▶ **EXERCISE BRIEF**
In the copy, keep every record exact and leave out all images.

▶ **Figure contents as structured data**
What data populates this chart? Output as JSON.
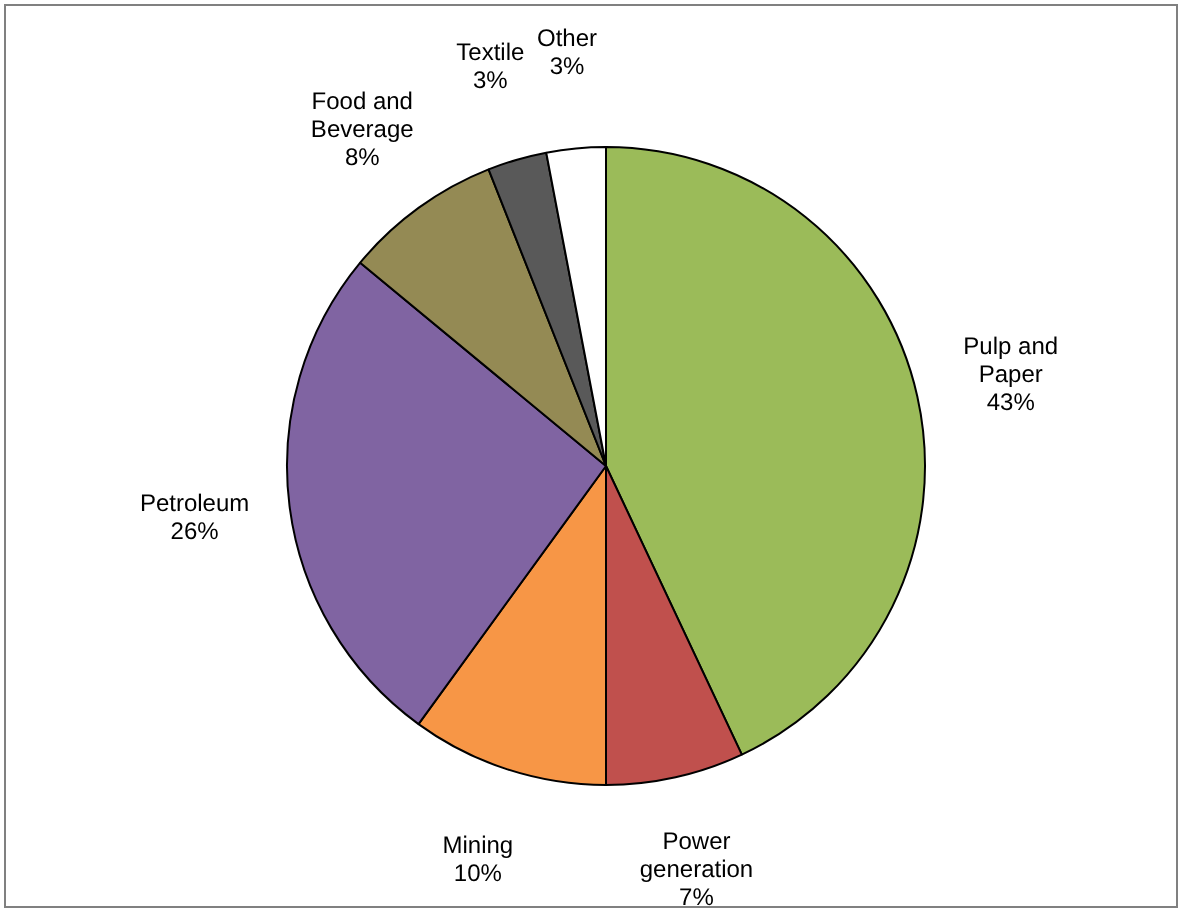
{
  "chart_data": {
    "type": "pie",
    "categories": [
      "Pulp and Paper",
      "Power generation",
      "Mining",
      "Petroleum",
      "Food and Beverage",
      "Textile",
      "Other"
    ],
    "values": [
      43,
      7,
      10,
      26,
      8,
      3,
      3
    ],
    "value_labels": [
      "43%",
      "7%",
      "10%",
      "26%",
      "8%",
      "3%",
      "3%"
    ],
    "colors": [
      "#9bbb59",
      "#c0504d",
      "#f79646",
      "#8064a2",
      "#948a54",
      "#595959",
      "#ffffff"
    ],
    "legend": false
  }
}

▶ **RESPONSE TO THIS TASK**
What data populates this chart? Output as JSON.
{
  "chart_data": {
    "type": "pie",
    "categories": [
      "Pulp and Paper",
      "Power generation",
      "Mining",
      "Petroleum",
      "Food and Beverage",
      "Textile",
      "Other"
    ],
    "values": [
      43,
      7,
      10,
      26,
      8,
      3,
      3
    ],
    "value_labels": [
      "43%",
      "7%",
      "10%",
      "26%",
      "8%",
      "3%",
      "3%"
    ],
    "colors": [
      "#9bbb59",
      "#c0504d",
      "#f79646",
      "#8064a2",
      "#948a54",
      "#595959",
      "#ffffff"
    ],
    "legend": false
  }
}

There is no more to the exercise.